Task brief – List all the lines in these records that hold "большая".

Data to process –

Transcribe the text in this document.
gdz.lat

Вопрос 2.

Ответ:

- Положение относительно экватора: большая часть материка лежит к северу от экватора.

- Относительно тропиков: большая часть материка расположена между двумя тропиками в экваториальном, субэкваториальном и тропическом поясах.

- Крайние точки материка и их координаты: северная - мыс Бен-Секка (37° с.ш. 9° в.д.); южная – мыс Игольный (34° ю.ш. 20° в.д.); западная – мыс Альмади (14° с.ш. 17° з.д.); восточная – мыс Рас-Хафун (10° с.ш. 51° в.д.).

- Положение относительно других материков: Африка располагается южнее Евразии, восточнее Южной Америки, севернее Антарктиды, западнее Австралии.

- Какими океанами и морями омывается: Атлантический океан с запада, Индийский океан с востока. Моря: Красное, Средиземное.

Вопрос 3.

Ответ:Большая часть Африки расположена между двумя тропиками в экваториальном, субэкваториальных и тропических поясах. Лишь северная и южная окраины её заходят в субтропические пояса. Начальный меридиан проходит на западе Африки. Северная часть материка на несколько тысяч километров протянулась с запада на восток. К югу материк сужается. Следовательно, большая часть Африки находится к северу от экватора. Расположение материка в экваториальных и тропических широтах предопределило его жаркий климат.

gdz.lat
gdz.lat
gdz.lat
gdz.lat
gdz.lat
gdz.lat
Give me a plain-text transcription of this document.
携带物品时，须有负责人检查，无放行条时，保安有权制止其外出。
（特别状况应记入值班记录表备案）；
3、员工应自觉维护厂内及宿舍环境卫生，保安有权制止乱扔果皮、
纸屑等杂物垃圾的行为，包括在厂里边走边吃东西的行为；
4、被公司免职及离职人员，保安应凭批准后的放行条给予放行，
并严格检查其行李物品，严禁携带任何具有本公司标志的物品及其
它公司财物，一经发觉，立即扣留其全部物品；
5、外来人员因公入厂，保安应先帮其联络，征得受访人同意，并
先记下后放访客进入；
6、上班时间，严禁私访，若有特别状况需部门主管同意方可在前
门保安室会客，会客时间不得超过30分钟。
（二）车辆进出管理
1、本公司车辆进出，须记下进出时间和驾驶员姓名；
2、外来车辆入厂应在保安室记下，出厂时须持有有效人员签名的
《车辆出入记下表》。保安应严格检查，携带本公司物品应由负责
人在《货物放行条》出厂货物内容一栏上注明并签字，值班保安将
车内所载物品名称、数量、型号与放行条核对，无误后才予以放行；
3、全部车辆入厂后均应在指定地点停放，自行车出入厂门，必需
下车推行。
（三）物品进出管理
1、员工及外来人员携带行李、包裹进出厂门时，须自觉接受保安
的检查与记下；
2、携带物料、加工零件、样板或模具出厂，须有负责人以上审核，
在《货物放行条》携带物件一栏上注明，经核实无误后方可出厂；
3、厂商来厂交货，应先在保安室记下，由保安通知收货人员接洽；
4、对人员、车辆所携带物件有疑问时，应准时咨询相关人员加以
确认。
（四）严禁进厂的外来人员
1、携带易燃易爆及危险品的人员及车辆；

Task answer –
- Положение относительно экватора: большая часть материка лежит к северу от экватора.
- Относительно тропиков: большая часть материка расположена между двумя тропиками в экваториальном, субэкваториальном и тропическом поясах.
Ответ:Большая часть Африки расположена между двумя тропиками в экваториальном, субэкваториальных и тропических поясах. Лишь северная и южная окраины её заходят в субтропические пояса. Начальный меридиан проходит на западе Африки. Северная часть материка на несколько тысяч километров протянулась с запада на восток. К югу материк сужается. Следовательно, большая часть Африки находится к северу от экватора. Расположение материка в экваториальных и тропических широтах предопределило его жаркий климат.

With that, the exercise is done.